◆ **Compito da svolgere**
Per favore, riproduci per intero e senza alcuna modifica il testo sulle origini dei Tuareg.

◆ **Testo estratto**
━━━━━━━━
L’origine dei Tuareg è avvolta nel
mistero che li rende ancora più “mitici”.
Potrebbero essere sorti da un ceppo della
popolazione berbera, le cui tribù provenienti da una
parte imprecisata delle regioni orientali dell’Europa invasero il
Nordafrica al tempo della
preistoria, oppure, essere i discendenti
degli antichi abitanti del
sud della Libia, i “Garamanti” in origine
Berberi essi stessi, abili guerrieri sui
carri da combattimento trainati da 4 cavalli,
citati da Erodoto (484 a. C.), che prosperarono tra il IX sec. a.C. ed
il VII d.C., quando crearono un regno con capitale Garama (attuale
Germa, Libia). I bellicosi Garamanti dovettero limitare le
loro mire espansionistiche ad ovest oltre i
monti
dell’Hoggar, contrastati dai Berberi di Massinissa, re
della Numidia alleato dei Romani, che presero parte con la cavalleria
alla battaglia di Zama (202 a.C.) contro i Cartaginesi. All’epoca
dell’imperatore Augusto (29 a.C.-14 d.C.), i Romani preoccupati dei
continui attacchi dei Garamanti ai confini (limes) delle Province
Africane, li affrontarono e sconfissero con la Legione Romana del
console Lucio Cornelio Balbo (20 a.C.), imponendo alcuni presìdi nelle
loro terre. L’ipotesi dell’origine dei Tuareg dai Garamanti, derivati
dalle tribù “europoidi” giunte nella preistoria dalle pianure dell’est
Europa, resta credibile a giudicare dalla loro carnagione originaria
chiara, caratteri biondi ed occhi azzurri riscontrata nei rari
esemplari preservati dal meticciamento con le popolazioni negroidi
autoctone (Tebu, Mauri, Sudanesi) dell’Africa sahariana. I Tuareg si
collocano in questo contesto storico misterioso e leggendario, e gli
eredi della loro casta nobile “Imohar” (guerrieri), un tempo armati
della spada Katuba, si proclamano discendenti della mitica regina Tin
Hinan ( IV sec. d.C.), sepolta ad Abalessa (Hoggar, Algeria).
━━━━━━━━
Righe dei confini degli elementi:

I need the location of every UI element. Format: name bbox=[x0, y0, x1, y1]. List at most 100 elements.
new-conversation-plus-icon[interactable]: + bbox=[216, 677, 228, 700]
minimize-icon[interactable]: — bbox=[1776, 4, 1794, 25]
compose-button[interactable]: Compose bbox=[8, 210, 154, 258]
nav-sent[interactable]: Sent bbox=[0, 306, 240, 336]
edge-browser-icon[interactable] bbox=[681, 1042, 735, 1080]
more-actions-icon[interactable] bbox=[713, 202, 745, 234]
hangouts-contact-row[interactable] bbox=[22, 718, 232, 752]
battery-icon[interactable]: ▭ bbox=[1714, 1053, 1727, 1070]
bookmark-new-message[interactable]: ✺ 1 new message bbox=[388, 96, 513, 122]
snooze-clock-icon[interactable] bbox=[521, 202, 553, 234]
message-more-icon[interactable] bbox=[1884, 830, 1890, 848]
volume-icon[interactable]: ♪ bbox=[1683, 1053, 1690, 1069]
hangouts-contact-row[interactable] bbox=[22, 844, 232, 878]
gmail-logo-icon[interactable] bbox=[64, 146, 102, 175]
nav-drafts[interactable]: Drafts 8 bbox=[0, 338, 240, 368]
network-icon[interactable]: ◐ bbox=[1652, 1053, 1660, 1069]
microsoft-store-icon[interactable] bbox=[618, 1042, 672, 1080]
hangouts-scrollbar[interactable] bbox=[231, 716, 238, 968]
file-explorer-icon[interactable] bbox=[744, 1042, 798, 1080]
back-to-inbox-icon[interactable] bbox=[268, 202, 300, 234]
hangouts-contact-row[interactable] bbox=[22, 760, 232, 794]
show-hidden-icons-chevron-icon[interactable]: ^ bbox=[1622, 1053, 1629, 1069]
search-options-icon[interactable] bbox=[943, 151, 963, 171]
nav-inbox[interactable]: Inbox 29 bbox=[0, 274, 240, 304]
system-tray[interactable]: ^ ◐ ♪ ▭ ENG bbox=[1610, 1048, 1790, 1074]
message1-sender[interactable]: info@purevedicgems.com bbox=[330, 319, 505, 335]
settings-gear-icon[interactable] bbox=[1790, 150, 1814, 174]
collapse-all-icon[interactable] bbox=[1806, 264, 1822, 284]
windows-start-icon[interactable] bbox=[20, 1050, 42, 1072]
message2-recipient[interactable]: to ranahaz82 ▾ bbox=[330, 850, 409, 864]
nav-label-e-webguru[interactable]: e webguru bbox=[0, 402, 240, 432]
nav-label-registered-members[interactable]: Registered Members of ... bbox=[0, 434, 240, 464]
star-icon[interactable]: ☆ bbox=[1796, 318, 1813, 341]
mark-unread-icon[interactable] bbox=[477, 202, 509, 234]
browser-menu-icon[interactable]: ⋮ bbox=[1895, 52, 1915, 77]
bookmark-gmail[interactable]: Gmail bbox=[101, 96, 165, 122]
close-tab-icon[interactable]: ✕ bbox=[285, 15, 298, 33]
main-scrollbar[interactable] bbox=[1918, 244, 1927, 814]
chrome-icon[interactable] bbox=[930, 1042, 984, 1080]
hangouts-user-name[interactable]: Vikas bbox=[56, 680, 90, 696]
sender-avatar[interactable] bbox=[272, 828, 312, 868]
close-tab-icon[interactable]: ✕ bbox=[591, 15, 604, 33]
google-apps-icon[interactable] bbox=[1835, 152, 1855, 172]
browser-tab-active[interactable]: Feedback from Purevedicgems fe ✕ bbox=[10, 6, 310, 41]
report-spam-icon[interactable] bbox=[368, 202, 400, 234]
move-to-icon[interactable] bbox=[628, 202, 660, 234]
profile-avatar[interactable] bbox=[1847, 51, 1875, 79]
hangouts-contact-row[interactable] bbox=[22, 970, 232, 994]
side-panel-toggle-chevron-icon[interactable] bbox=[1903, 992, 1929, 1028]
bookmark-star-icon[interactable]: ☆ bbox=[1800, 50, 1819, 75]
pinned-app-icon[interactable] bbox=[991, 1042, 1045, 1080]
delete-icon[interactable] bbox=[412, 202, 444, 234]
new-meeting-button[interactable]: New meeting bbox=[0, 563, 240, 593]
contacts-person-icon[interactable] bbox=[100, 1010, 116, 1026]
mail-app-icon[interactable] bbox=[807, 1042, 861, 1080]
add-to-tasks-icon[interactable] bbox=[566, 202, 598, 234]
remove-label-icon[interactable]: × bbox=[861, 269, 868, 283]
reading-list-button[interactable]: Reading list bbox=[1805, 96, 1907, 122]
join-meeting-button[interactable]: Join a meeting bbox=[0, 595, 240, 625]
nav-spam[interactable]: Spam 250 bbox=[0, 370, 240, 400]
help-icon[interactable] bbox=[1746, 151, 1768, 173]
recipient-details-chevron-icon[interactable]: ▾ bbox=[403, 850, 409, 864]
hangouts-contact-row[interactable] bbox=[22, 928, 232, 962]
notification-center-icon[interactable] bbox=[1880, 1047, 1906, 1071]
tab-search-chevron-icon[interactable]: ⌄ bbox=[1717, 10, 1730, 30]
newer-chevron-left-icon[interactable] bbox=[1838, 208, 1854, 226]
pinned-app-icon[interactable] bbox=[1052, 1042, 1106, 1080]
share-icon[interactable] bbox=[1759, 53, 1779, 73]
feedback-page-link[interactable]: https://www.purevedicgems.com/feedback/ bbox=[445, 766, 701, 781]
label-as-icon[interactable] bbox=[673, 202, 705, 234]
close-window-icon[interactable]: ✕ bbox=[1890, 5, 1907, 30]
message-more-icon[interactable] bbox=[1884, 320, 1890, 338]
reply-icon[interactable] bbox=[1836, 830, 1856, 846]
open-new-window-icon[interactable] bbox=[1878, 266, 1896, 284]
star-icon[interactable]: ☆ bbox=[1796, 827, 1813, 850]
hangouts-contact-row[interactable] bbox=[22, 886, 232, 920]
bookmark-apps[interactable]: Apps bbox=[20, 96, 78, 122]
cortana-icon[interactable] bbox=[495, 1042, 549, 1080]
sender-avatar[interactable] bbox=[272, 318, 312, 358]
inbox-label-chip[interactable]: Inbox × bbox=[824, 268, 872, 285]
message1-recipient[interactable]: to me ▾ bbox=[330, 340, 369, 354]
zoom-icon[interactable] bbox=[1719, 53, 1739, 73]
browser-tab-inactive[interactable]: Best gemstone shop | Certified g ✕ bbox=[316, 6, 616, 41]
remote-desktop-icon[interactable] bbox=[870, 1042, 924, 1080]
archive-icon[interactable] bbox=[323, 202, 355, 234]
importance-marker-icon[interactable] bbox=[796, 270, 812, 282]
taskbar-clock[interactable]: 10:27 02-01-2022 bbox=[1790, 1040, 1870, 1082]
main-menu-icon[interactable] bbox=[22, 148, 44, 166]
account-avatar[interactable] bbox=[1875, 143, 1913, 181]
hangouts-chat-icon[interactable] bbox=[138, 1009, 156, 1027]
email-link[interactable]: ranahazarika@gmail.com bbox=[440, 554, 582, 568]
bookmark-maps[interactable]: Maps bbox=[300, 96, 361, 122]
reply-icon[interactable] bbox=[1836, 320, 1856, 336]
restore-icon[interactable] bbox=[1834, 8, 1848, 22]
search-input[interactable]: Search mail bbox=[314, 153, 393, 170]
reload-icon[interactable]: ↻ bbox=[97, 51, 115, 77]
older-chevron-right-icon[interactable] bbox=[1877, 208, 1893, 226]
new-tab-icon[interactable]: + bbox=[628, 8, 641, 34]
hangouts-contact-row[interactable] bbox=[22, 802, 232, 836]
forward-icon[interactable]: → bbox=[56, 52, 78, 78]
━━━━━━━━
◆ **Soluzione proposta**
L’origine dei Tuareg è avvolta nel
mistero che li rende ancora più “mitici”.
Potrebbero essere sorti da un ceppo della
popolazione berbera, le cui tribù provenienti da una
parte imprecisata delle regioni orientali dell’Europa invasero il
Nordafrica al tempo della
preistoria, oppure, essere i discendenti
degli antichi abitanti del
sud della Libia, i “Garamanti” in origine
Berberi essi stessi, abili guerrieri sui
carri da combattimento trainati da 4 cavalli,
citati da Erodoto (484 a. C.), che prosperarono tra il IX sec. a.C. ed
il VII d.C., quando crearono un regno con capitale Garama (attuale
Germa, Libia). I bellicosi Garamanti dovettero limitare le
loro mire espansionistiche ad ovest oltre i
monti
dell’Hoggar, contrastati dai Berberi di Massinissa, re
della Numidia alleato dei Romani, che presero parte con la cavalleria
alla battaglia di Zama (202 a.C.) contro i Cartaginesi. All’epoca
dell’imperatore Augusto (29 a.C.-14 d.C.), i Romani preoccupati dei
continui attacchi dei Garamanti ai confini (limes) delle Province
Africane, li affrontarono e sconfissero con la Legione Romana del
console Lucio Cornelio Balbo (20 a.C.), imponendo alcuni presìdi nelle
loro terre. L’ipotesi dell’origine dei Tuareg dai Garamanti, derivati
dalle tribù “europoidi” giunte nella preistoria dalle pianure dell’est
Europa, resta credibile a giudicare dalla loro carnagione originaria
chiara, caratteri biondi ed occhi azzurri riscontrata nei rari
esemplari preservati dal meticciamento con le popolazioni negroidi
autoctone (Tebu, Mauri, Sudanesi) dell’Africa sahariana. I Tuareg si
collocano in questo contesto storico misterioso e leggendario, e gli
eredi della loro casta nobile “Imohar” (guerrieri), un tempo armati
della spada Katuba, si proclamano discendenti della mitica regina Tin
Hinan ( IV sec. d.C.), sepolta ad Abalessa (Hoggar, Algeria).